┌──

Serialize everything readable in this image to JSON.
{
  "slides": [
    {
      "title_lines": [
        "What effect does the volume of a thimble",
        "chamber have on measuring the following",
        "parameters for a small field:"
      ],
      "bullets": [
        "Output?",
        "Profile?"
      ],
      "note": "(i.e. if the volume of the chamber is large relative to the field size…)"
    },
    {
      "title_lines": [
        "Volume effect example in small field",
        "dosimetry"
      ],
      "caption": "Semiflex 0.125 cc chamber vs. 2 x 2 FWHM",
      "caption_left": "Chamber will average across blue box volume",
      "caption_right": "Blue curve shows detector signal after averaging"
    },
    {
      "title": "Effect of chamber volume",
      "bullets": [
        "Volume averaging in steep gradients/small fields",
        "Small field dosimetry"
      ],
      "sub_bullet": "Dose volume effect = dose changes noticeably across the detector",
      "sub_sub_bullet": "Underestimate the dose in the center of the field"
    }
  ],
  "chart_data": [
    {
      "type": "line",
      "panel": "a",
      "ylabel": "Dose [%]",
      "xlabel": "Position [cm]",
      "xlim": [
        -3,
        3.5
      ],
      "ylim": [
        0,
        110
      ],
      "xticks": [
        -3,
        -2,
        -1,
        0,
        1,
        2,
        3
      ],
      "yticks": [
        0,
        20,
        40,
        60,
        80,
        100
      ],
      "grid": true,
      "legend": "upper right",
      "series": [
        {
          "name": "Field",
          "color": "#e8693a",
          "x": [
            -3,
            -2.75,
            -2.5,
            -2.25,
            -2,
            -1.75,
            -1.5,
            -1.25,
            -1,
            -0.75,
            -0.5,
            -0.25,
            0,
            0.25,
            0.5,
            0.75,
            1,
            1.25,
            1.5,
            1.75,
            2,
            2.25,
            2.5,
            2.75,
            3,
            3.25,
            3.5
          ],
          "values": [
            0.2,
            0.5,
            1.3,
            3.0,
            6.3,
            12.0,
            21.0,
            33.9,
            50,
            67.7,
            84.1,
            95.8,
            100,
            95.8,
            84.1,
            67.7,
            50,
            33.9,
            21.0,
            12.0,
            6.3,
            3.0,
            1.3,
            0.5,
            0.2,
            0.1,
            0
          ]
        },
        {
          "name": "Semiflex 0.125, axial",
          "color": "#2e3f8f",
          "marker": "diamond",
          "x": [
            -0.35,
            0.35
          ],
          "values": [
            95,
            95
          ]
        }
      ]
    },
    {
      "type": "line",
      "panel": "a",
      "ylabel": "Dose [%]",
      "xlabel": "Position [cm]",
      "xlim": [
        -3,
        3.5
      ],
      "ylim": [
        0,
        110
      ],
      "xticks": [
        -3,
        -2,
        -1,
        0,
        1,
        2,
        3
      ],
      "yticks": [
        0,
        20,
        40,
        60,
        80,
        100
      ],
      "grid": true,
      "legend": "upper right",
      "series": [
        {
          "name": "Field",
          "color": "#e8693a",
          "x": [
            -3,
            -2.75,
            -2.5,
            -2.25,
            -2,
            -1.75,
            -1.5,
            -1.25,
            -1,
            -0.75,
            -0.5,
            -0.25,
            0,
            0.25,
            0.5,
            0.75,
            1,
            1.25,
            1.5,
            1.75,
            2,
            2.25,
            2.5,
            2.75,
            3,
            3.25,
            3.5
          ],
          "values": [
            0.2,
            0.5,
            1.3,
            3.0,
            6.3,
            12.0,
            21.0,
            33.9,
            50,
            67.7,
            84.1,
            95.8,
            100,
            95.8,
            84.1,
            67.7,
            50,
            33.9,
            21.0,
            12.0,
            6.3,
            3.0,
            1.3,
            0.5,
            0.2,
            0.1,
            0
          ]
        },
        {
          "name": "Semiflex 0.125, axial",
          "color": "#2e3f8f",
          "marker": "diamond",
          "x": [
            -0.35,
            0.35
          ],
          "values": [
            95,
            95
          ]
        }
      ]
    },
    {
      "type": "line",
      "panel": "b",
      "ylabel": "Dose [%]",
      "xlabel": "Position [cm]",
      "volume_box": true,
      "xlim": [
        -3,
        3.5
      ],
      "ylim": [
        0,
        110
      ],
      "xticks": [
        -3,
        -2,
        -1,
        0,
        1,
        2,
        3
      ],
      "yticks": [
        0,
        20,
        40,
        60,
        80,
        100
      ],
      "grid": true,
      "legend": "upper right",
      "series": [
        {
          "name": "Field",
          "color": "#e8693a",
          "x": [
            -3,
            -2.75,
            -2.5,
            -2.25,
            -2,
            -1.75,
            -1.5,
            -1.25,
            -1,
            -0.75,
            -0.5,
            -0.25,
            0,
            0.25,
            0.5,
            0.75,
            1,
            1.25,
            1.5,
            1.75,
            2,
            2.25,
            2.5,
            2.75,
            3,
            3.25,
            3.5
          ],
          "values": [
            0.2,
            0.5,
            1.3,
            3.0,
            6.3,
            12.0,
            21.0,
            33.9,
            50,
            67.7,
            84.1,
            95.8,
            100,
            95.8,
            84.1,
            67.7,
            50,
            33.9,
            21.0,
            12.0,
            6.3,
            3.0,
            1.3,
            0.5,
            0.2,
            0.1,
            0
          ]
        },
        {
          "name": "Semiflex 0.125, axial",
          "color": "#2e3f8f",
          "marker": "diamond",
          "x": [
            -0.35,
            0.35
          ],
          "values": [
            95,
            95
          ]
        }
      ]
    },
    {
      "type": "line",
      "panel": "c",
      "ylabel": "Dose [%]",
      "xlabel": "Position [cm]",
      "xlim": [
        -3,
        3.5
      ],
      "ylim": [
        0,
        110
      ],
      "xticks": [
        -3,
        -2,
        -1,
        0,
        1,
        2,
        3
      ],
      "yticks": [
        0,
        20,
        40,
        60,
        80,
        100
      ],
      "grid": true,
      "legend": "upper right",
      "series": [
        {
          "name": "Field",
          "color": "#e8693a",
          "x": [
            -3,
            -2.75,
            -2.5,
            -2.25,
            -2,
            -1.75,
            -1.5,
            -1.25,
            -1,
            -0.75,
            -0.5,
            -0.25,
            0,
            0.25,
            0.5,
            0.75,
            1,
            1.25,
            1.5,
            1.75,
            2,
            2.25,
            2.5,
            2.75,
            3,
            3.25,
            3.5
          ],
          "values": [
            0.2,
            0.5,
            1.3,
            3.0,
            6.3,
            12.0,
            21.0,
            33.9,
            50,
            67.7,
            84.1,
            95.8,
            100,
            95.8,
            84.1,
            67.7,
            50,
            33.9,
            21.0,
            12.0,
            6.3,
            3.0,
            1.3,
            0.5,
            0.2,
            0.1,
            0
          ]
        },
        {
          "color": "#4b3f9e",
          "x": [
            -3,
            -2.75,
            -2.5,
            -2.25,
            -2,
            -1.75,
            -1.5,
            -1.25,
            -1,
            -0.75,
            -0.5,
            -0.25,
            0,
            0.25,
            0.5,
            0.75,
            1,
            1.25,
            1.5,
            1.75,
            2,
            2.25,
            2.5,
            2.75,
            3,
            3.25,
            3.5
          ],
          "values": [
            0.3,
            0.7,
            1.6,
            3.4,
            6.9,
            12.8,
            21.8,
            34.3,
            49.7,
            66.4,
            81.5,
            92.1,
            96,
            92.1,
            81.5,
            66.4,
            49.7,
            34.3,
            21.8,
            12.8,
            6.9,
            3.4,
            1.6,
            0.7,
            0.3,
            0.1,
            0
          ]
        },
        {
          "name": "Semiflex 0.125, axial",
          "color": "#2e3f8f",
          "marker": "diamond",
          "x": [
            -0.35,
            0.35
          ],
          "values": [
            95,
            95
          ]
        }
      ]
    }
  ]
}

└──
┌──

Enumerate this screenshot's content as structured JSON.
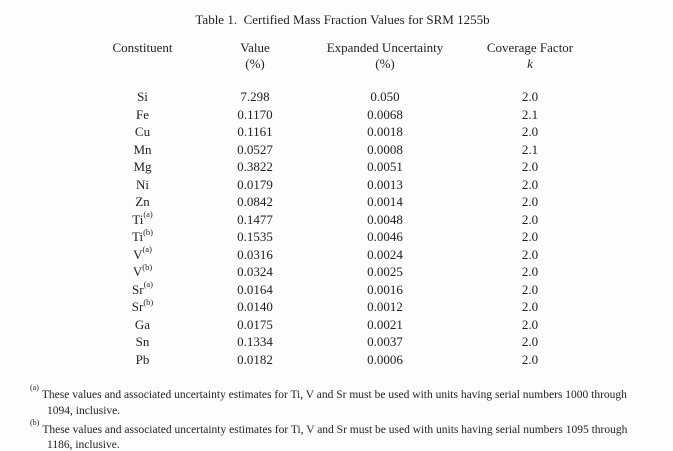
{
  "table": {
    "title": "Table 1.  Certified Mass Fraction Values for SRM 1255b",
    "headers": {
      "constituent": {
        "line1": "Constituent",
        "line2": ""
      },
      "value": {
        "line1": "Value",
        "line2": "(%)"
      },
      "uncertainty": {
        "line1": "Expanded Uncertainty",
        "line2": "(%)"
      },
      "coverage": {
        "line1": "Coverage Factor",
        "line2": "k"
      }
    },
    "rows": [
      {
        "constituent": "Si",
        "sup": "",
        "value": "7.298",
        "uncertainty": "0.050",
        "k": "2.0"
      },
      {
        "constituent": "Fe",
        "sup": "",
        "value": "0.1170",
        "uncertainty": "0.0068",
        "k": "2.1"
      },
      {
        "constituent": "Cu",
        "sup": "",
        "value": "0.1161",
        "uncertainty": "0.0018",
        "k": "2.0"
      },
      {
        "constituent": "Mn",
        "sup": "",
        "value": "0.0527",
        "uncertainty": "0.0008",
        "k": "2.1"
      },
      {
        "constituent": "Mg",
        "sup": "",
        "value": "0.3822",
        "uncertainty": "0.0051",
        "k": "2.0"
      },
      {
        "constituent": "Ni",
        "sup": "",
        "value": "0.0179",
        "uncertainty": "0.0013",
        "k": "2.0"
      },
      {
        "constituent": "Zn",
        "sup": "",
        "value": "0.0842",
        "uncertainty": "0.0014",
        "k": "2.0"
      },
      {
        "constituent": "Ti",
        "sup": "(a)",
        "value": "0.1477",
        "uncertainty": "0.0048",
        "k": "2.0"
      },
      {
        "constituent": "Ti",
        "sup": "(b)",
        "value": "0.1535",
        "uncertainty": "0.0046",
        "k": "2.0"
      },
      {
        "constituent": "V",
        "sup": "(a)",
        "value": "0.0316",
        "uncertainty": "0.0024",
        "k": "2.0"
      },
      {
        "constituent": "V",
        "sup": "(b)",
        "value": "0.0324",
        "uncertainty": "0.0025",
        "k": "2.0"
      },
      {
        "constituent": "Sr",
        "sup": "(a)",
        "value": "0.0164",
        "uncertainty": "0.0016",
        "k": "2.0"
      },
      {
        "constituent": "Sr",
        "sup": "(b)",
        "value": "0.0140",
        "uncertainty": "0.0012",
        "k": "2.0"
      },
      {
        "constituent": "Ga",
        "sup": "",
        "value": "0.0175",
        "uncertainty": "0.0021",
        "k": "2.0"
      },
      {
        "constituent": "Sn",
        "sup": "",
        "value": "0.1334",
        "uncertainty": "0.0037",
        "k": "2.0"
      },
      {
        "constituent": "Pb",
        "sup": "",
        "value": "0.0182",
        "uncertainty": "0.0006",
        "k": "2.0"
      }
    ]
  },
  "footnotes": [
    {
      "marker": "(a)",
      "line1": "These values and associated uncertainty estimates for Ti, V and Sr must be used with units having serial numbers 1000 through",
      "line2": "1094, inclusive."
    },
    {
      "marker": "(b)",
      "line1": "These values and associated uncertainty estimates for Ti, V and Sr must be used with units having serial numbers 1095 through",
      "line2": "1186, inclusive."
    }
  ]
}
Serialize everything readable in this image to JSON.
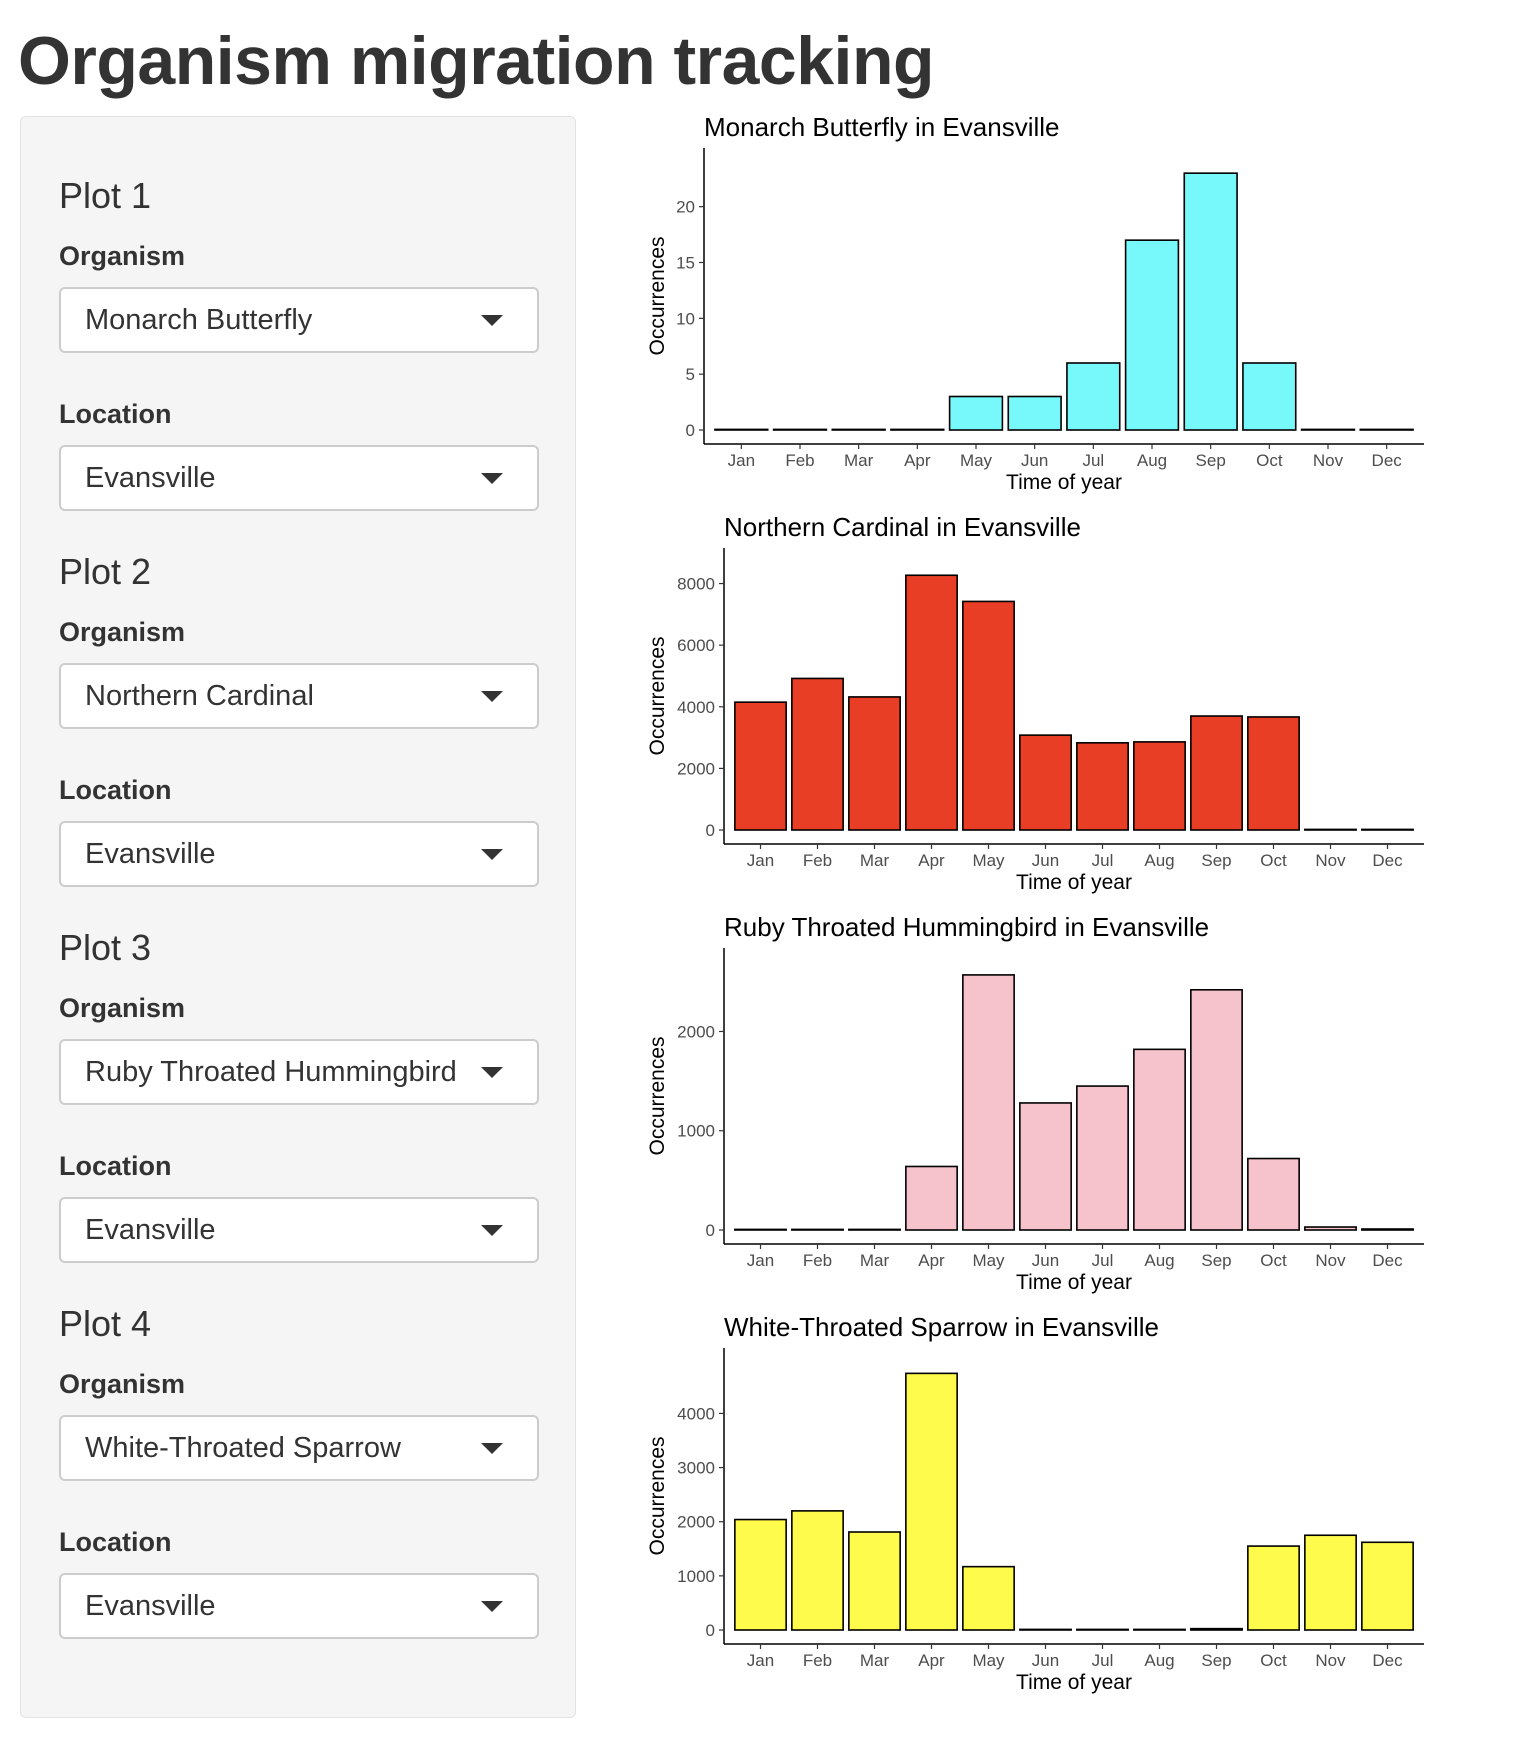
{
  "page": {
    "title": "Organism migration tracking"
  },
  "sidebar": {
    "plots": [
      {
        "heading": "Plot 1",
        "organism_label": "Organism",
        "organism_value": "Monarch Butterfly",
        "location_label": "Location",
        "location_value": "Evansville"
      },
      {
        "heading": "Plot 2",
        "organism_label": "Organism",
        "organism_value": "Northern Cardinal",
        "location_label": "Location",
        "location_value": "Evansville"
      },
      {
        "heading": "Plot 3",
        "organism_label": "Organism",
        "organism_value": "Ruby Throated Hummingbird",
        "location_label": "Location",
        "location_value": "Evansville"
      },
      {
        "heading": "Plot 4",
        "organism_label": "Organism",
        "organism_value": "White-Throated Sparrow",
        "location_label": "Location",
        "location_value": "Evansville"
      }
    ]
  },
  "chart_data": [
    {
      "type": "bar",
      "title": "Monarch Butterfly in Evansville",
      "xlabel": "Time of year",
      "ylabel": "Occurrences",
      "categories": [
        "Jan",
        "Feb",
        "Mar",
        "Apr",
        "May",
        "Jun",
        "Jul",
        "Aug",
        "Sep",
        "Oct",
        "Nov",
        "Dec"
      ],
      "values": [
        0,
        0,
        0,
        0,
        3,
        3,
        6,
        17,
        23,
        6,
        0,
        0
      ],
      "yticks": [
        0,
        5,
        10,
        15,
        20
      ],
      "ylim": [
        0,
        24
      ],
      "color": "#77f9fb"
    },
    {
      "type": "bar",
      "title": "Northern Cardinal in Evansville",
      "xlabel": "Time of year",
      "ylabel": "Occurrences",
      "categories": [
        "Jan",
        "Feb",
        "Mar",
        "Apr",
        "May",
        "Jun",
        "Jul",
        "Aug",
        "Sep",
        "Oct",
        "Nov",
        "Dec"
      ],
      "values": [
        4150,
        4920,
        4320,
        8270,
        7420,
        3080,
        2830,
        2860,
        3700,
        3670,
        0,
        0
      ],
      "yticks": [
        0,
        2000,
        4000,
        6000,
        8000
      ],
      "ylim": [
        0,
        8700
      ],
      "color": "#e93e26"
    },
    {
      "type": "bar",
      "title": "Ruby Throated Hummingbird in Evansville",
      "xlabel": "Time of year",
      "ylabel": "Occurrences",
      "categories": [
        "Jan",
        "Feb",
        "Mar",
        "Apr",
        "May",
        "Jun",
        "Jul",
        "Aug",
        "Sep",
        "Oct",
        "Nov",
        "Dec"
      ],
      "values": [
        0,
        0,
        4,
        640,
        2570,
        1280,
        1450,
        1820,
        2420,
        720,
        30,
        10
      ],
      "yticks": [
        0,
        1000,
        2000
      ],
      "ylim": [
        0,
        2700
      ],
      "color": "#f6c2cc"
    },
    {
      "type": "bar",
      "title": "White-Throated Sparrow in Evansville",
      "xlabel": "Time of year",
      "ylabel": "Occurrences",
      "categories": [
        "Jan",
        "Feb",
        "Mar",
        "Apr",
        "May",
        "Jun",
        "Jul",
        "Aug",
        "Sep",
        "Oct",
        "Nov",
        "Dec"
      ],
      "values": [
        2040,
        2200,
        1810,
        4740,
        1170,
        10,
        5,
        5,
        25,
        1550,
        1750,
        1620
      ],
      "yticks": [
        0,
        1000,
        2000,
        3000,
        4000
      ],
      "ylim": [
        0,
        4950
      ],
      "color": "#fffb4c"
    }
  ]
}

└──

# EXERCISE INSTRUCTIONS:
Sift the material for lines with the string "must". Copy each one found.

# OUTPUT FOR THIS EXERCISE:
      "line1": "These values and associated uncertainty estimates for Ti, V and Sr must be used with units having serial numbers 1000 through",
      "line1": "These values and associated uncertainty estimates for Ti, V and Sr must be used with units having serial numbers 1095 through",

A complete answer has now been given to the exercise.